• _Extracted data_:

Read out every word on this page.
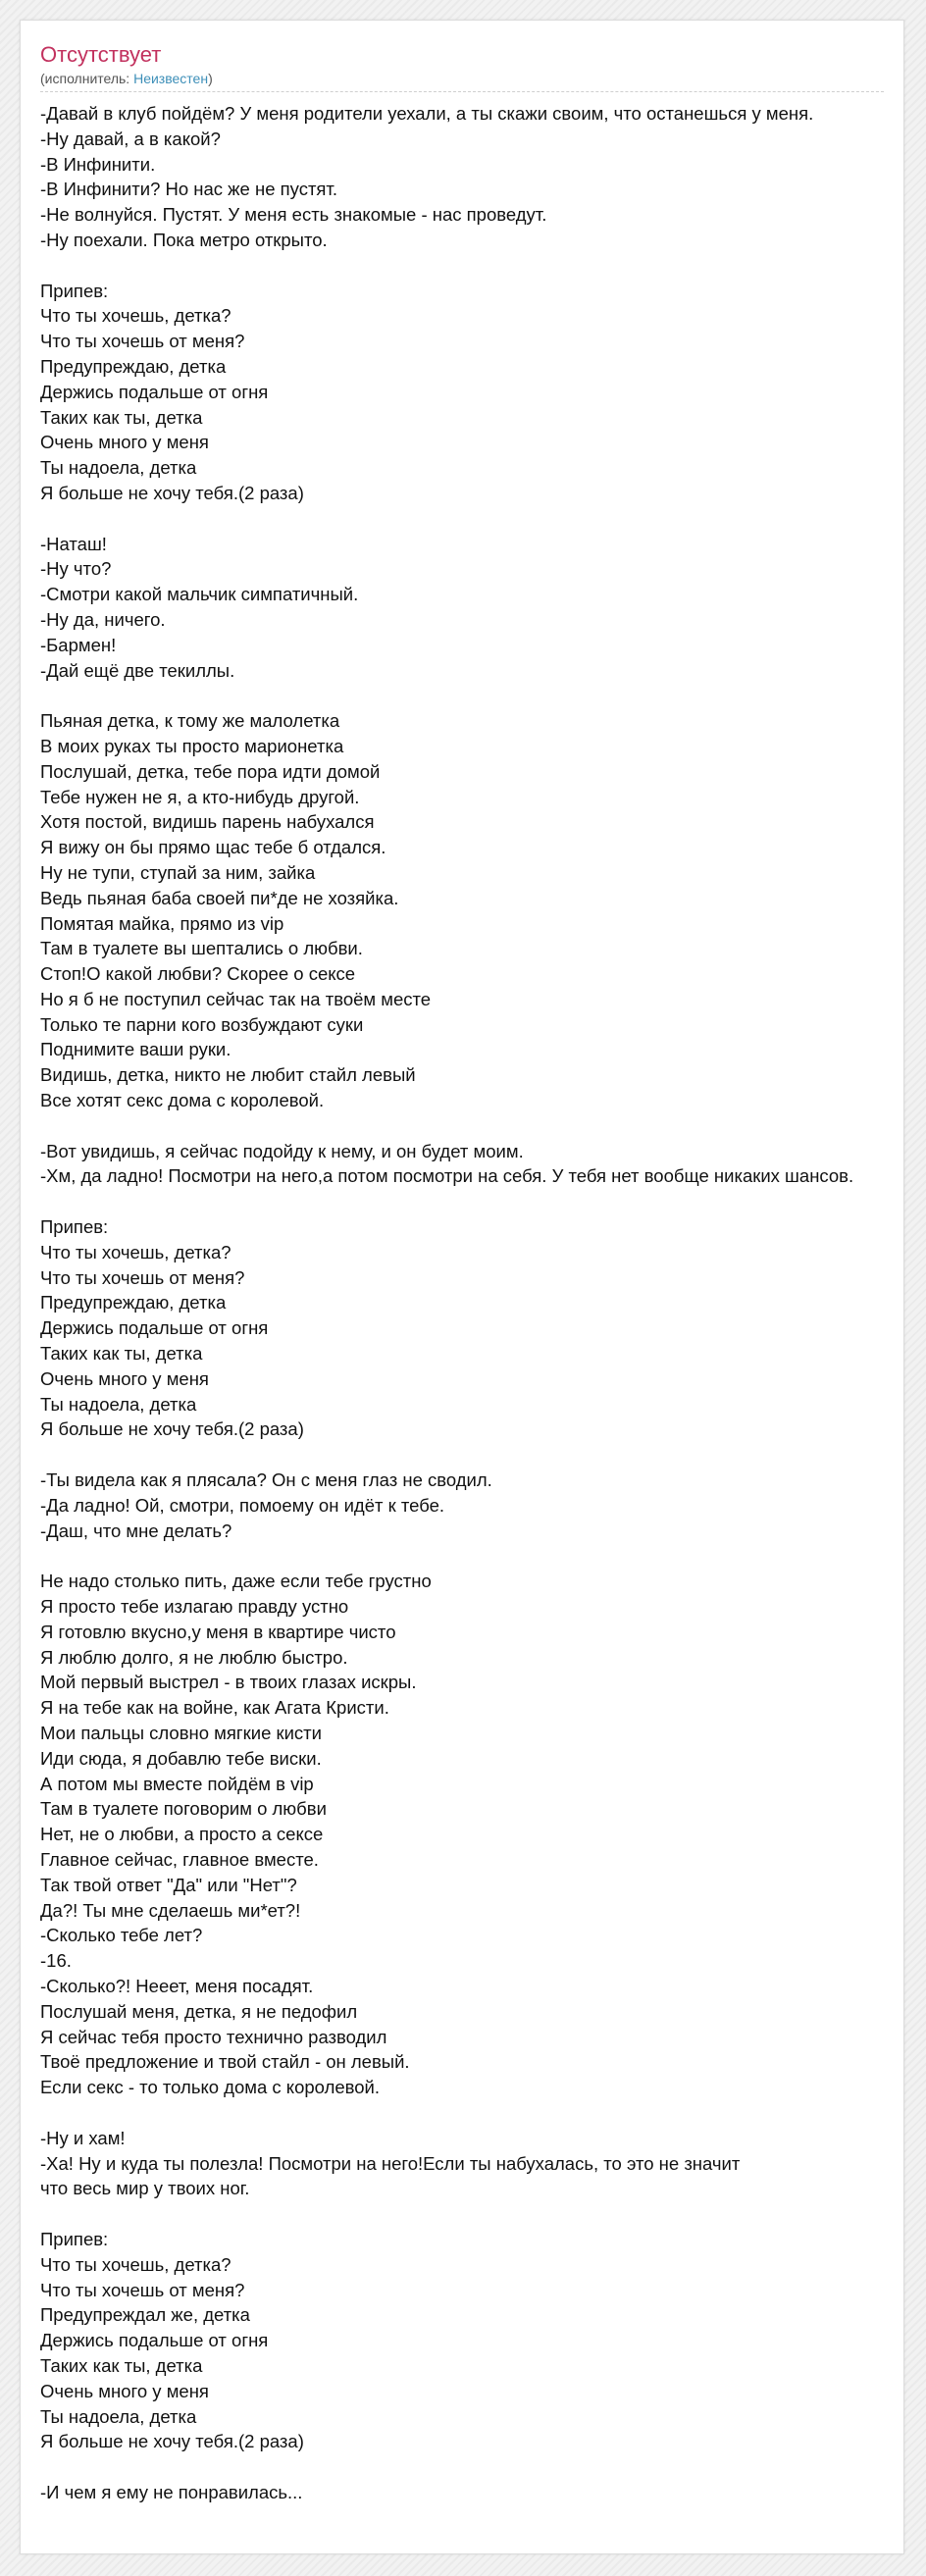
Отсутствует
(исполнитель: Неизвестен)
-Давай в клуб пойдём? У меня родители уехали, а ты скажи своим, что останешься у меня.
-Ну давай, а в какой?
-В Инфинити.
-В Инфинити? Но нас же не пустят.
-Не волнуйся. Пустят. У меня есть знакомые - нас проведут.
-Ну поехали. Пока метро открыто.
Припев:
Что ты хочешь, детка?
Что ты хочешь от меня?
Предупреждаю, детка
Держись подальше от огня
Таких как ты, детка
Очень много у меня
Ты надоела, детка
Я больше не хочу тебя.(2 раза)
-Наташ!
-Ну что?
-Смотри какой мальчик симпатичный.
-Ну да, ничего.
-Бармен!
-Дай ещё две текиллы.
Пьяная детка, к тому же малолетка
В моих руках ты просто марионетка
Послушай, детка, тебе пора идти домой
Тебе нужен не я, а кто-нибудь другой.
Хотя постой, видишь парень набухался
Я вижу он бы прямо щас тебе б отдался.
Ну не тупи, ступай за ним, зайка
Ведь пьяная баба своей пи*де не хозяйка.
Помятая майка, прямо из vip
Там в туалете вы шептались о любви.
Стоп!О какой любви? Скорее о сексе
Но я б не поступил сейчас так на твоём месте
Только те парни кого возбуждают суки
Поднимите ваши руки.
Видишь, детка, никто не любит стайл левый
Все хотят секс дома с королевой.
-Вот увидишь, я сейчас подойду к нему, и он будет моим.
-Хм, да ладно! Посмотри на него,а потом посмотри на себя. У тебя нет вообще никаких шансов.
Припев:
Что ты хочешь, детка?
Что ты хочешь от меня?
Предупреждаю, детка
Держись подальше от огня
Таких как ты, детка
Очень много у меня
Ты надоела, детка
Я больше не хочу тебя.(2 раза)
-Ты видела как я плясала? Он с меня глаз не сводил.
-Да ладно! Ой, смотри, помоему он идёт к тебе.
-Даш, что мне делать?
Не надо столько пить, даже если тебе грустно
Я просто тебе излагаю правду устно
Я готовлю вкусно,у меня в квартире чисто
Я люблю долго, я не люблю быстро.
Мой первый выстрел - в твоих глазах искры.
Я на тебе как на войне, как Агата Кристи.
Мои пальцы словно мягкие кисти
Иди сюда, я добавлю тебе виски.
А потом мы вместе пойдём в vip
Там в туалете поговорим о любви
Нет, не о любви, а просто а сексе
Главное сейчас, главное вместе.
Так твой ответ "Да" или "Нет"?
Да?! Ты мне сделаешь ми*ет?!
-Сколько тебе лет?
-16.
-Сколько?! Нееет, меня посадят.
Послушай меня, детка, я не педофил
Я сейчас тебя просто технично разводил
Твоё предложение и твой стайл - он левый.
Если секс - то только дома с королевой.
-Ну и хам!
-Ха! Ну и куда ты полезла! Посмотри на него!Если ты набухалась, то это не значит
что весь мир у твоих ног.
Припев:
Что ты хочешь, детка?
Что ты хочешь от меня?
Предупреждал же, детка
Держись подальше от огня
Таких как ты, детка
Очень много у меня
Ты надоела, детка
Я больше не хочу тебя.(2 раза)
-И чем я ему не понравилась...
---
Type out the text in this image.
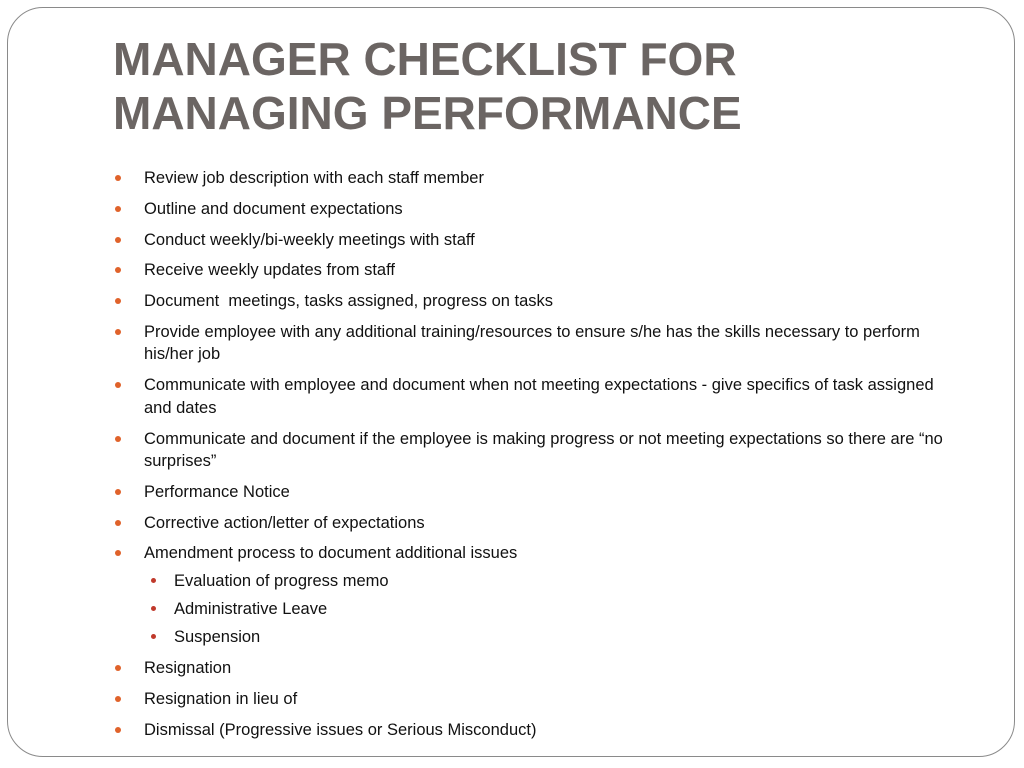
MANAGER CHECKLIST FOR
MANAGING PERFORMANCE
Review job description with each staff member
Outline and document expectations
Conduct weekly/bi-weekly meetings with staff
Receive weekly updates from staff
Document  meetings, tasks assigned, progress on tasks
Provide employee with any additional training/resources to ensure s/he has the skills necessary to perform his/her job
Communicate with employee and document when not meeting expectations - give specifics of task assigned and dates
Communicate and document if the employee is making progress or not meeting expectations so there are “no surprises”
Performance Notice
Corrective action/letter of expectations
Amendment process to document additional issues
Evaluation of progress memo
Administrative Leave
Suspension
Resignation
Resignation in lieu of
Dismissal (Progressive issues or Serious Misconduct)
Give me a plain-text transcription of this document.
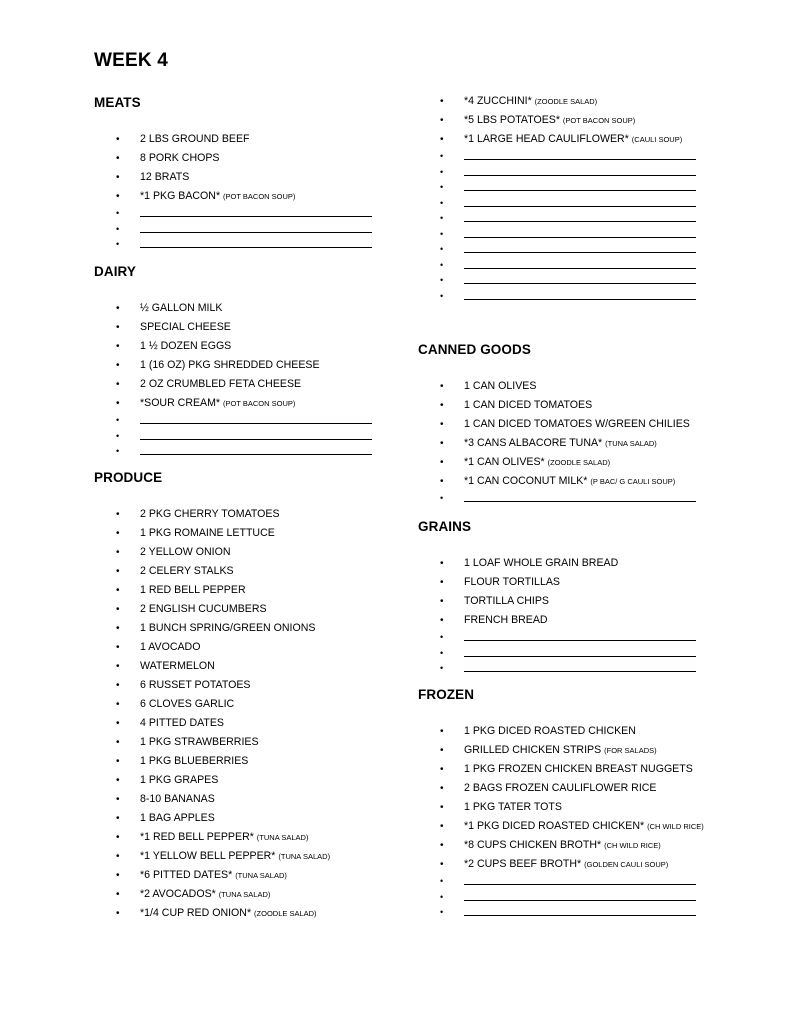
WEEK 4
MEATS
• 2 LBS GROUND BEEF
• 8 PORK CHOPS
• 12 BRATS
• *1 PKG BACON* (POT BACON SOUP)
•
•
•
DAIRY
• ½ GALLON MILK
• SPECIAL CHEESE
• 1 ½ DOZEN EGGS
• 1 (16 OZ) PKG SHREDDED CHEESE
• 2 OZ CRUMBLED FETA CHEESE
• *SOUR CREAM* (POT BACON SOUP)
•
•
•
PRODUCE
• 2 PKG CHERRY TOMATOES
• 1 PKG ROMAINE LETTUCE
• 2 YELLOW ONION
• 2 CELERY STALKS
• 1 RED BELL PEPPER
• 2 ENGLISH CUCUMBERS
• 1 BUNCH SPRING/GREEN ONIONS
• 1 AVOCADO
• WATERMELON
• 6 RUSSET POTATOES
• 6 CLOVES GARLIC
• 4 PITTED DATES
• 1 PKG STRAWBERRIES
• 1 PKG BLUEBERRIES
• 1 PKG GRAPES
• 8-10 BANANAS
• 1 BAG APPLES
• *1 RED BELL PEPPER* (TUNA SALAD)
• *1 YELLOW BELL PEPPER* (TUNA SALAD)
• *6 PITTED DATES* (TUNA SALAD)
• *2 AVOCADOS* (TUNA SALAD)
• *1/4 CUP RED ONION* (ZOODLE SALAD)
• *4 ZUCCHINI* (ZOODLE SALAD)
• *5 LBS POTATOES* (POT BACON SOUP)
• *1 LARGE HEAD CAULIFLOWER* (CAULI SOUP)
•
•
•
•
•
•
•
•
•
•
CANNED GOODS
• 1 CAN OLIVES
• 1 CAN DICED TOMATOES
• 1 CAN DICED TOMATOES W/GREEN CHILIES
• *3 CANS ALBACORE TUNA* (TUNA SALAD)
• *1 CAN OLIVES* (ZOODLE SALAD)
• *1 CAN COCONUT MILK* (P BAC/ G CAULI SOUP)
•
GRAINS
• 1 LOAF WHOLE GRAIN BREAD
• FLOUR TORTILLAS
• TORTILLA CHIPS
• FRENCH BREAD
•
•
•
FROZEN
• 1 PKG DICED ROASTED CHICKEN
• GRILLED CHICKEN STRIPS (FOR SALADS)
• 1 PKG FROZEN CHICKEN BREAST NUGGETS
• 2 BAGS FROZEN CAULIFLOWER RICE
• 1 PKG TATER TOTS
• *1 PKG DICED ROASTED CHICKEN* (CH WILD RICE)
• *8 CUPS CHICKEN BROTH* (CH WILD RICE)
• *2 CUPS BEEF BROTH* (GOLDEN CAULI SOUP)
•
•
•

• _Exercise description_:
Copy every single line of the material above that holds "this".

• _Complete response_:
Read out every word on this page.
Type out the text in this image.
Give me a plain-text transcription of this document.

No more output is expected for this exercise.